** start GIVEN RECORDS **

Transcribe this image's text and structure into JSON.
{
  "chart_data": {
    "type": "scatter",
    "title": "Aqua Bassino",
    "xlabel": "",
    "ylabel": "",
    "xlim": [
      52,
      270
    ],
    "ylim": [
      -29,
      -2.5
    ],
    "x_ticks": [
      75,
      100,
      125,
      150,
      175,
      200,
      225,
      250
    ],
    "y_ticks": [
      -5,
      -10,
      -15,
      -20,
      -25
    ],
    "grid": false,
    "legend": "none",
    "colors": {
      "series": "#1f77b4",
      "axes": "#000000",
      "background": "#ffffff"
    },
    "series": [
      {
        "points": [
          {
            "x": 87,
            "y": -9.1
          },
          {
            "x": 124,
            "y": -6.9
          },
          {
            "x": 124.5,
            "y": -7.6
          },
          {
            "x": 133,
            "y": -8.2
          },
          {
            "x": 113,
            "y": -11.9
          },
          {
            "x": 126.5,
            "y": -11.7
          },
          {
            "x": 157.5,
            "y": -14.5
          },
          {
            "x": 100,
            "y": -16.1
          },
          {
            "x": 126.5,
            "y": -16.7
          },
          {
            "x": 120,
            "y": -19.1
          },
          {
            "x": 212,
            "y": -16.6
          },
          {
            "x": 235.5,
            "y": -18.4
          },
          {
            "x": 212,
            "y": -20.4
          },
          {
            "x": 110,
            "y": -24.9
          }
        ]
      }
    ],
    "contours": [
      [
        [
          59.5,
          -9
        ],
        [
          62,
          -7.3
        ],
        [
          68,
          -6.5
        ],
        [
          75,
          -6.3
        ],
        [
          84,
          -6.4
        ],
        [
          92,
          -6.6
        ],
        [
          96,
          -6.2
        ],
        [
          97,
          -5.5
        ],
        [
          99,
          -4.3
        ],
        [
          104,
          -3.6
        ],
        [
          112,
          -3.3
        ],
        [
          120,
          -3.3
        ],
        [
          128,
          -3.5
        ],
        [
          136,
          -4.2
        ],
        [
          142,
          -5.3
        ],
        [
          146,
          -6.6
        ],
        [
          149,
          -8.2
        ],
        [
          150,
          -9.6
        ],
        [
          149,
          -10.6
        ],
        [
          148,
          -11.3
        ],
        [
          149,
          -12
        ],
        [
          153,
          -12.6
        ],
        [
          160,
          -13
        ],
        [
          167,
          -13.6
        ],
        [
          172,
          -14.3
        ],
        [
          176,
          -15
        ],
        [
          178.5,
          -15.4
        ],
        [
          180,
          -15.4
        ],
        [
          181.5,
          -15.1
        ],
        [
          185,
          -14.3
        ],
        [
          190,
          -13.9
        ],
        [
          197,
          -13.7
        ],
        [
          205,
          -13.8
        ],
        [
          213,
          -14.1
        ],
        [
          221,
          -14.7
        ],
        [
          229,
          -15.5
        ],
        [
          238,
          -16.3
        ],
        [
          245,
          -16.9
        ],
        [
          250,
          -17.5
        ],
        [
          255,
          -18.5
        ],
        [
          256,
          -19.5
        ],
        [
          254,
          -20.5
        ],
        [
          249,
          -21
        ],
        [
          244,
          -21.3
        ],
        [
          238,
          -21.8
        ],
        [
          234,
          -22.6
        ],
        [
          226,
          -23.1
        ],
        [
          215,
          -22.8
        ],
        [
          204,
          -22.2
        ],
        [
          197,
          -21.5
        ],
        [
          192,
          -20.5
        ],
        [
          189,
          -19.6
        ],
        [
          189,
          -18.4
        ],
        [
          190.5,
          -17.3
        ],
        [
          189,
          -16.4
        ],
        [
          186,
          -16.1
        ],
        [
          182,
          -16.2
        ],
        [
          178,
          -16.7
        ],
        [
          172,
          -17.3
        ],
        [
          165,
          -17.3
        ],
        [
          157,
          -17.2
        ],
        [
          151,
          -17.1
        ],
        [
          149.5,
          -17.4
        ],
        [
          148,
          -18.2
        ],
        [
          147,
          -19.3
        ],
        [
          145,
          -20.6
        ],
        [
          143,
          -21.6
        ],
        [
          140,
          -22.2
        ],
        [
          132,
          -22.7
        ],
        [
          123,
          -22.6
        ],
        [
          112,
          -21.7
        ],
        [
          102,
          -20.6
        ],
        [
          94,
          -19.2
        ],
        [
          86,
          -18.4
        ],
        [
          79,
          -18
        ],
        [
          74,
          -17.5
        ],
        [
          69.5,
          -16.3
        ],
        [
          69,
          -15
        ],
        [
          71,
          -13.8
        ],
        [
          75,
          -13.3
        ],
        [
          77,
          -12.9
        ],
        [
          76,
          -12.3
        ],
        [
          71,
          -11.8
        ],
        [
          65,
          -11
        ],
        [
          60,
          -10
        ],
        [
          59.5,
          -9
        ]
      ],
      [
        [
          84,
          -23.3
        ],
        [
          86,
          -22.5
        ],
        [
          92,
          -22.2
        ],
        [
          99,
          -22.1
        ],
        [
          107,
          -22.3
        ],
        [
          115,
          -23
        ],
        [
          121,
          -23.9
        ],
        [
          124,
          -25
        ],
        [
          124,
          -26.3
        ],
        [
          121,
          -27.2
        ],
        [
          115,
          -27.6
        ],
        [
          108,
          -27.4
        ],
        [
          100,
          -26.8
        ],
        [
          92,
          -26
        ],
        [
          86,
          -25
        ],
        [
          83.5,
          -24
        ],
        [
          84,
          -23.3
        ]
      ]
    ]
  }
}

** end GIVEN RECORDS **

§ WORK TO DO
Take the listing above and set it down exactly.

§ TASK OUTPUT
Transcribe this image's text and structure into JSON.
{
  "chart_data": {
    "type": "scatter",
    "title": "Aqua Bassino",
    "xlabel": "",
    "ylabel": "",
    "xlim": [
      52,
      270
    ],
    "ylim": [
      -29,
      -2.5
    ],
    "x_ticks": [
      75,
      100,
      125,
      150,
      175,
      200,
      225,
      250
    ],
    "y_ticks": [
      -5,
      -10,
      -15,
      -20,
      -25
    ],
    "grid": false,
    "legend": "none",
    "colors": {
      "series": "#1f77b4",
      "axes": "#000000",
      "background": "#ffffff"
    },
    "series": [
      {
        "points": [
          {
            "x": 87,
            "y": -9.1
          },
          {
            "x": 124,
            "y": -6.9
          },
          {
            "x": 124.5,
            "y": -7.6
          },
          {
            "x": 133,
            "y": -8.2
          },
          {
            "x": 113,
            "y": -11.9
          },
          {
            "x": 126.5,
            "y": -11.7
          },
          {
            "x": 157.5,
            "y": -14.5
          },
          {
            "x": 100,
            "y": -16.1
          },
          {
            "x": 126.5,
            "y": -16.7
          },
          {
            "x": 120,
            "y": -19.1
          },
          {
            "x": 212,
            "y": -16.6
          },
          {
            "x": 235.5,
            "y": -18.4
          },
          {
            "x": 212,
            "y": -20.4
          },
          {
            "x": 110,
            "y": -24.9
          }
        ]
      }
    ],
    "contours": [
      [
        [
          59.5,
          -9
        ],
        [
          62,
          -7.3
        ],
        [
          68,
          -6.5
        ],
        [
          75,
          -6.3
        ],
        [
          84,
          -6.4
        ],
        [
          92,
          -6.6
        ],
        [
          96,
          -6.2
        ],
        [
          97,
          -5.5
        ],
        [
          99,
          -4.3
        ],
        [
          104,
          -3.6
        ],
        [
          112,
          -3.3
        ],
        [
          120,
          -3.3
        ],
        [
          128,
          -3.5
        ],
        [
          136,
          -4.2
        ],
        [
          142,
          -5.3
        ],
        [
          146,
          -6.6
        ],
        [
          149,
          -8.2
        ],
        [
          150,
          -9.6
        ],
        [
          149,
          -10.6
        ],
        [
          148,
          -11.3
        ],
        [
          149,
          -12
        ],
        [
          153,
          -12.6
        ],
        [
          160,
          -13
        ],
        [
          167,
          -13.6
        ],
        [
          172,
          -14.3
        ],
        [
          176,
          -15
        ],
        [
          178.5,
          -15.4
        ],
        [
          180,
          -15.4
        ],
        [
          181.5,
          -15.1
        ],
        [
          185,
          -14.3
        ],
        [
          190,
          -13.9
        ],
        [
          197,
          -13.7
        ],
        [
          205,
          -13.8
        ],
        [
          213,
          -14.1
        ],
        [
          221,
          -14.7
        ],
        [
          229,
          -15.5
        ],
        [
          238,
          -16.3
        ],
        [
          245,
          -16.9
        ],
        [
          250,
          -17.5
        ],
        [
          255,
          -18.5
        ],
        [
          256,
          -19.5
        ],
        [
          254,
          -20.5
        ],
        [
          249,
          -21
        ],
        [
          244,
          -21.3
        ],
        [
          238,
          -21.8
        ],
        [
          234,
          -22.6
        ],
        [
          226,
          -23.1
        ],
        [
          215,
          -22.8
        ],
        [
          204,
          -22.2
        ],
        [
          197,
          -21.5
        ],
        [
          192,
          -20.5
        ],
        [
          189,
          -19.6
        ],
        [
          189,
          -18.4
        ],
        [
          190.5,
          -17.3
        ],
        [
          189,
          -16.4
        ],
        [
          186,
          -16.1
        ],
        [
          182,
          -16.2
        ],
        [
          178,
          -16.7
        ],
        [
          172,
          -17.3
        ],
        [
          165,
          -17.3
        ],
        [
          157,
          -17.2
        ],
        [
          151,
          -17.1
        ],
        [
          149.5,
          -17.4
        ],
        [
          148,
          -18.2
        ],
        [
          147,
          -19.3
        ],
        [
          145,
          -20.6
        ],
        [
          143,
          -21.6
        ],
        [
          140,
          -22.2
        ],
        [
          132,
          -22.7
        ],
        [
          123,
          -22.6
        ],
        [
          112,
          -21.7
        ],
        [
          102,
          -20.6
        ],
        [
          94,
          -19.2
        ],
        [
          86,
          -18.4
        ],
        [
          79,
          -18
        ],
        [
          74,
          -17.5
        ],
        [
          69.5,
          -16.3
        ],
        [
          69,
          -15
        ],
        [
          71,
          -13.8
        ],
        [
          75,
          -13.3
        ],
        [
          77,
          -12.9
        ],
        [
          76,
          -12.3
        ],
        [
          71,
          -11.8
        ],
        [
          65,
          -11
        ],
        [
          60,
          -10
        ],
        [
          59.5,
          -9
        ]
      ],
      [
        [
          84,
          -23.3
        ],
        [
          86,
          -22.5
        ],
        [
          92,
          -22.2
        ],
        [
          99,
          -22.1
        ],
        [
          107,
          -22.3
        ],
        [
          115,
          -23
        ],
        [
          121,
          -23.9
        ],
        [
          124,
          -25
        ],
        [
          124,
          -26.3
        ],
        [
          121,
          -27.2
        ],
        [
          115,
          -27.6
        ],
        [
          108,
          -27.4
        ],
        [
          100,
          -26.8
        ],
        [
          92,
          -26
        ],
        [
          86,
          -25
        ],
        [
          83.5,
          -24
        ],
        [
          84,
          -23.3
        ]
      ]
    ]
  }
}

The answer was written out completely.